→ **AIM**: Output all of the entries exactly as written.

→ **PROVIDED DATA**:
═══
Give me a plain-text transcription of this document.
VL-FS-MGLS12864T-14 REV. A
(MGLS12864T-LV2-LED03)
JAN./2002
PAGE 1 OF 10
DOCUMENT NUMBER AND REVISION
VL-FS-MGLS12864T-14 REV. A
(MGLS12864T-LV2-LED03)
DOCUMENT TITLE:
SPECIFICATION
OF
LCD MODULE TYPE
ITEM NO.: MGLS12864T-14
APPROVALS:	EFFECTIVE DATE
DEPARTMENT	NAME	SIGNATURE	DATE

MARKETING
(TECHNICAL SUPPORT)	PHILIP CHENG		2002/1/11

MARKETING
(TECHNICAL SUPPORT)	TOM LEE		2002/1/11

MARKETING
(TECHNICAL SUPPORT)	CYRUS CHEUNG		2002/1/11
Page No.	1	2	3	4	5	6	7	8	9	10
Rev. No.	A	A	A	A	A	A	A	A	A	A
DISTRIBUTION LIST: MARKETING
═══
→ **WORKED ANSWER**:
Give me a plain-text transcription of this document.
VL-FS-MGLS12864T-14 REV. A
(MGLS12864T-LV2-LED03)
JAN./2002
PAGE 1 OF 10
DOCUMENT NUMBER AND REVISION
VL-FS-MGLS12864T-14 REV. A
(MGLS12864T-LV2-LED03)
DOCUMENT TITLE:
SPECIFICATION
OF
LCD MODULE TYPE
ITEM NO.: MGLS12864T-14
APPROVALS:	EFFECTIVE DATE
DEPARTMENT	NAME	SIGNATURE	DATE

MARKETING
(TECHNICAL SUPPORT)	PHILIP CHENG		2002/1/11

MARKETING
(TECHNICAL SUPPORT)	TOM LEE		2002/1/11

MARKETING
(TECHNICAL SUPPORT)	CYRUS CHEUNG		2002/1/11
Page No.	1	2	3	4	5	6	7	8	9	10
Rev. No.	A	A	A	A	A	A	A	A	A	A
DISTRIBUTION LIST: MARKETING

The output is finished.